[Exercise aim]: Copy out the records precisely, omitting pictures.

Start of Data to use

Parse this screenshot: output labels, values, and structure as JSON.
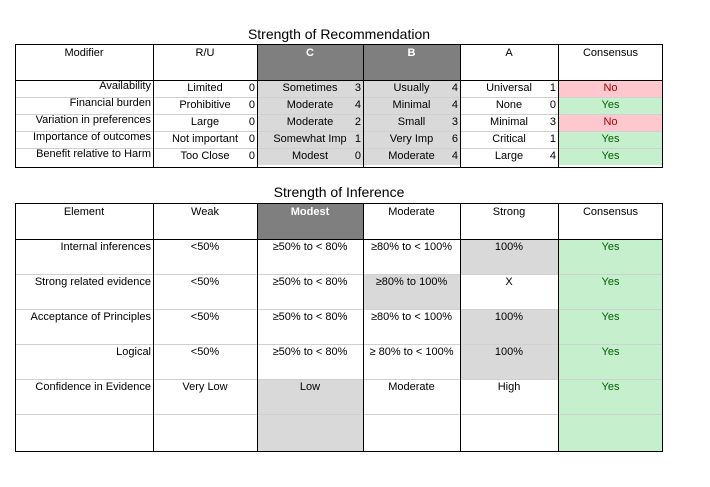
{
  "recommendation": {
    "title": "Strength of Recommendation",
    "headers": [
      "Modifier",
      "R/U",
      "C",
      "B",
      "A",
      "Consensus"
    ],
    "rows": [
      {
        "label": "Availability",
        "ru": {
          "text": "Limited",
          "score": "0"
        },
        "c": {
          "text": "Sometimes",
          "score": "3"
        },
        "b": {
          "text": "Usually",
          "score": "4"
        },
        "a": {
          "text": "Universal",
          "score": "1"
        },
        "consensus": "No"
      },
      {
        "label": "Financial burden",
        "ru": {
          "text": "Prohibitive",
          "score": "0"
        },
        "c": {
          "text": "Moderate",
          "score": "4"
        },
        "b": {
          "text": "Minimal",
          "score": "4"
        },
        "a": {
          "text": "None",
          "score": "0"
        },
        "consensus": "Yes"
      },
      {
        "label": "Variation in preferences",
        "ru": {
          "text": "Large",
          "score": "0"
        },
        "c": {
          "text": "Moderate",
          "score": "2"
        },
        "b": {
          "text": "Small",
          "score": "3"
        },
        "a": {
          "text": "Minimal",
          "score": "3"
        },
        "consensus": "No"
      },
      {
        "label": "Importance  of outcomes",
        "ru": {
          "text": "Not important",
          "score": "0"
        },
        "c": {
          "text": "Somewhat Imp",
          "score": "1"
        },
        "b": {
          "text": "Very Imp",
          "score": "6"
        },
        "a": {
          "text": "Critical",
          "score": "1"
        },
        "consensus": "Yes"
      },
      {
        "label": "Benefit relative to Harm",
        "ru": {
          "text": "Too Close",
          "score": "0"
        },
        "c": {
          "text": "Modest",
          "score": "0"
        },
        "b": {
          "text": "Moderate",
          "score": "4"
        },
        "a": {
          "text": "Large",
          "score": "4"
        },
        "consensus": "Yes"
      }
    ]
  },
  "inference": {
    "title": "Strength of Inference",
    "headers": [
      "Element",
      "Weak",
      "Modest",
      "Moderate",
      "Strong",
      "Consensus"
    ],
    "rows": [
      {
        "label": "Internal inferences",
        "weak": "<50%",
        "modest": "≥50% to < 80%",
        "moderate": "≥80% to < 100%",
        "strong": "100%",
        "consensus": "Yes"
      },
      {
        "label": "Strong related evidence",
        "weak": "<50%",
        "modest": "≥50% to < 80%",
        "moderate": "≥80% to 100%",
        "strong": "X",
        "consensus": "Yes"
      },
      {
        "label": "Acceptance of Principles",
        "weak": "<50%",
        "modest": "≥50% to < 80%",
        "moderate": "≥80% to < 100%",
        "strong": "100%",
        "consensus": "Yes"
      },
      {
        "label": "Logical",
        "weak": "<50%",
        "modest": "≥50% to < 80%",
        "moderate": "≥ 80% to < 100%",
        "strong": "100%",
        "consensus": "Yes"
      },
      {
        "label": "Confidence in Evidence",
        "weak": "Very Low",
        "modest": "Low",
        "moderate": "Moderate",
        "strong": "High",
        "consensus": "Yes"
      }
    ]
  }
}
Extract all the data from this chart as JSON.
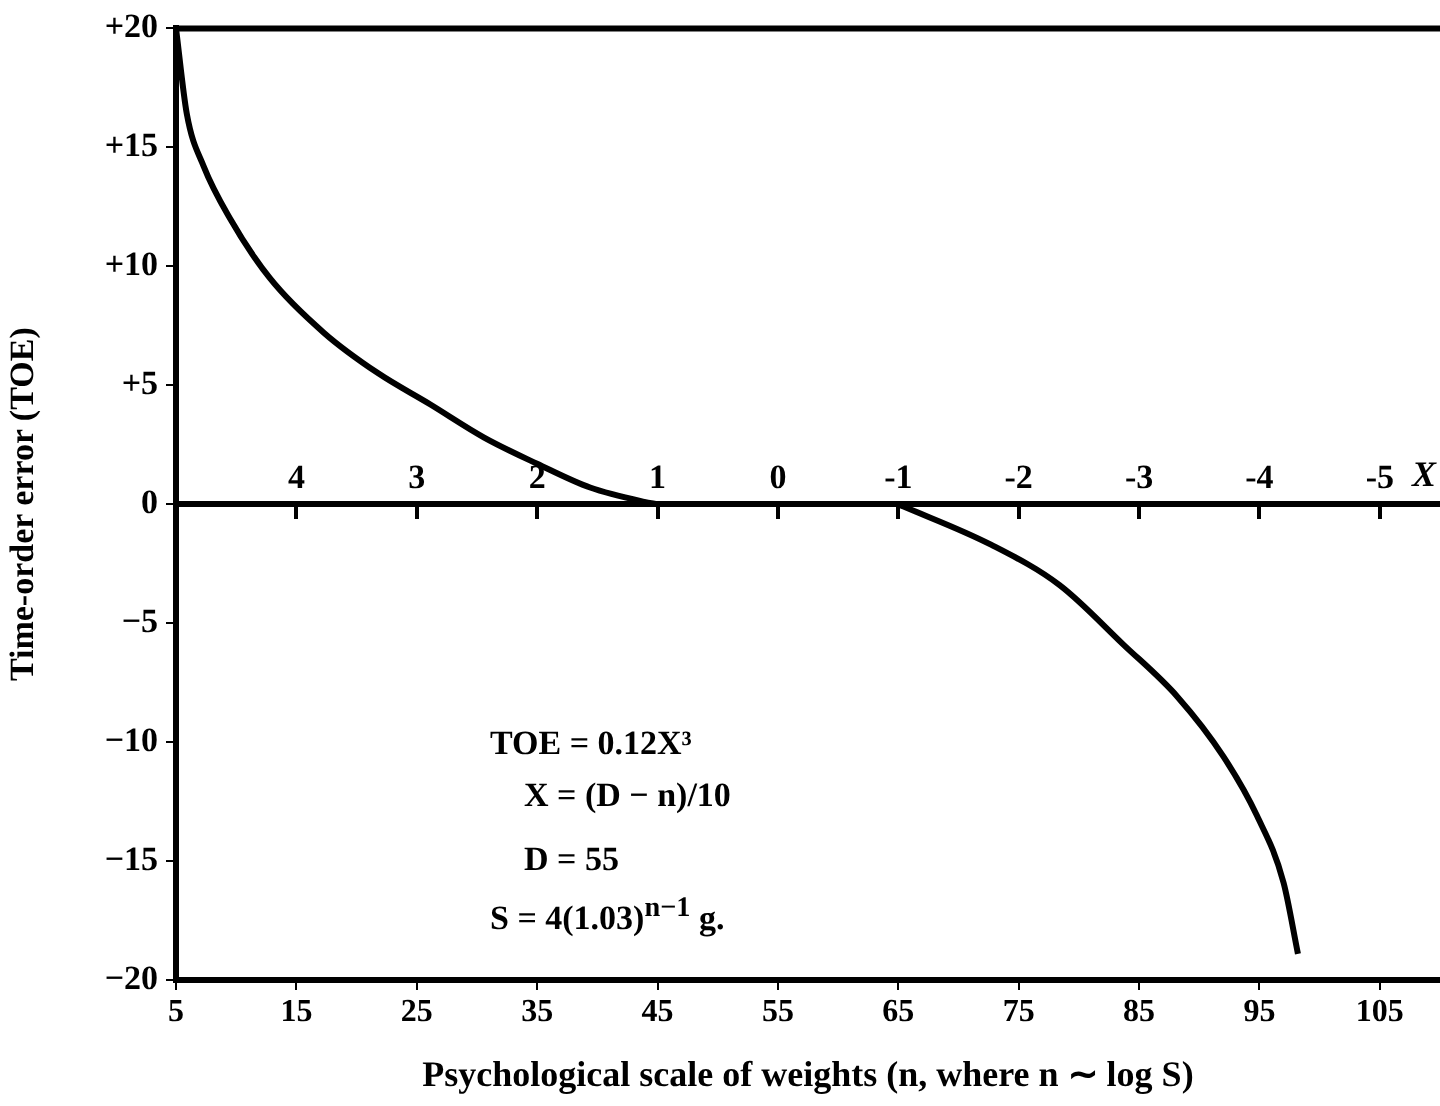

End of Data to use

[In response]:
Parse this screenshot: output labels, values, and structure as JSON.
{
  "recommendation": {
    "title": "Strength of Recommendation",
    "headers": [
      "Modifier",
      "R/U",
      "C",
      "B",
      "A",
      "Consensus"
    ],
    "rows": [
      {
        "label": "Availability",
        "ru": {
          "text": "Limited",
          "score": "0"
        },
        "c": {
          "text": "Sometimes",
          "score": "3"
        },
        "b": {
          "text": "Usually",
          "score": "4"
        },
        "a": {
          "text": "Universal",
          "score": "1"
        },
        "consensus": "No"
      },
      {
        "label": "Financial burden",
        "ru": {
          "text": "Prohibitive",
          "score": "0"
        },
        "c": {
          "text": "Moderate",
          "score": "4"
        },
        "b": {
          "text": "Minimal",
          "score": "4"
        },
        "a": {
          "text": "None",
          "score": "0"
        },
        "consensus": "Yes"
      },
      {
        "label": "Variation in preferences",
        "ru": {
          "text": "Large",
          "score": "0"
        },
        "c": {
          "text": "Moderate",
          "score": "2"
        },
        "b": {
          "text": "Small",
          "score": "3"
        },
        "a": {
          "text": "Minimal",
          "score": "3"
        },
        "consensus": "No"
      },
      {
        "label": "Importance  of outcomes",
        "ru": {
          "text": "Not important",
          "score": "0"
        },
        "c": {
          "text": "Somewhat Imp",
          "score": "1"
        },
        "b": {
          "text": "Very Imp",
          "score": "6"
        },
        "a": {
          "text": "Critical",
          "score": "1"
        },
        "consensus": "Yes"
      },
      {
        "label": "Benefit relative to Harm",
        "ru": {
          "text": "Too Close",
          "score": "0"
        },
        "c": {
          "text": "Modest",
          "score": "0"
        },
        "b": {
          "text": "Moderate",
          "score": "4"
        },
        "a": {
          "text": "Large",
          "score": "4"
        },
        "consensus": "Yes"
      }
    ]
  },
  "inference": {
    "title": "Strength of Inference",
    "headers": [
      "Element",
      "Weak",
      "Modest",
      "Moderate",
      "Strong",
      "Consensus"
    ],
    "rows": [
      {
        "label": "Internal inferences",
        "weak": "<50%",
        "modest": "≥50% to < 80%",
        "moderate": "≥80% to < 100%",
        "strong": "100%",
        "consensus": "Yes"
      },
      {
        "label": "Strong related evidence",
        "weak": "<50%",
        "modest": "≥50% to < 80%",
        "moderate": "≥80% to 100%",
        "strong": "X",
        "consensus": "Yes"
      },
      {
        "label": "Acceptance of Principles",
        "weak": "<50%",
        "modest": "≥50% to < 80%",
        "moderate": "≥80% to < 100%",
        "strong": "100%",
        "consensus": "Yes"
      },
      {
        "label": "Logical",
        "weak": "<50%",
        "modest": "≥50% to < 80%",
        "moderate": "≥ 80% to < 100%",
        "strong": "100%",
        "consensus": "Yes"
      },
      {
        "label": "Confidence in Evidence",
        "weak": "Very Low",
        "modest": "Low",
        "moderate": "Moderate",
        "strong": "High",
        "consensus": "Yes"
      }
    ]
  }
}
Extract all the data from this chart as JSON.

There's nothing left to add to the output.